-- REQUIREMENTS --
Copy out lines with the word "Performance" from the material that follows.

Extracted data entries
☆ ☆ ☆

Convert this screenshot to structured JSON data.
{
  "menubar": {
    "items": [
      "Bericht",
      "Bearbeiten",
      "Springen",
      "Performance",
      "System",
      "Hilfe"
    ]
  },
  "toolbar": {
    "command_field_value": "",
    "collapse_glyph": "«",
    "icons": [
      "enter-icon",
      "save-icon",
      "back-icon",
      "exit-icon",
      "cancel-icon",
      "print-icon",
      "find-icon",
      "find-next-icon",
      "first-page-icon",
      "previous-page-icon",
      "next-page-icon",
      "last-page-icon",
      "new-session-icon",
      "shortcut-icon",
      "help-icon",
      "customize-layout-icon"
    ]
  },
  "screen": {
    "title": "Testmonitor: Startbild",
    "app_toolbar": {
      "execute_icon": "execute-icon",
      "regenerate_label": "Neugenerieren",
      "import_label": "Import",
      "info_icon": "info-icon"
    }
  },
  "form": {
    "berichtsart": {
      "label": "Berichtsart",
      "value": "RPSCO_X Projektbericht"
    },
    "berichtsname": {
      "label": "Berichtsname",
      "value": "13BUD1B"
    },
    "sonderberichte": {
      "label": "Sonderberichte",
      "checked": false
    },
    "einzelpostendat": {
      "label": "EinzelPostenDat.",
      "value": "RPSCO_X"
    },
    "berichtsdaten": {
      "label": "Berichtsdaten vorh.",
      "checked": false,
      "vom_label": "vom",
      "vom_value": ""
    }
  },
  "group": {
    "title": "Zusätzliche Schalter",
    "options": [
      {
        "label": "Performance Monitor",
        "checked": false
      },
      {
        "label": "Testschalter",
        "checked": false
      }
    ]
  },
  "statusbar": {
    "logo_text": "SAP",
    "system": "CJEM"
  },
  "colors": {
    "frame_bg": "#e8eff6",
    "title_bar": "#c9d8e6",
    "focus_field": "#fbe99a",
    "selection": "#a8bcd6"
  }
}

☆ ☆ ☆

-- RESPONSE TO THE EXERCISE --
      "Performance",
        "label": "Performance Monitor",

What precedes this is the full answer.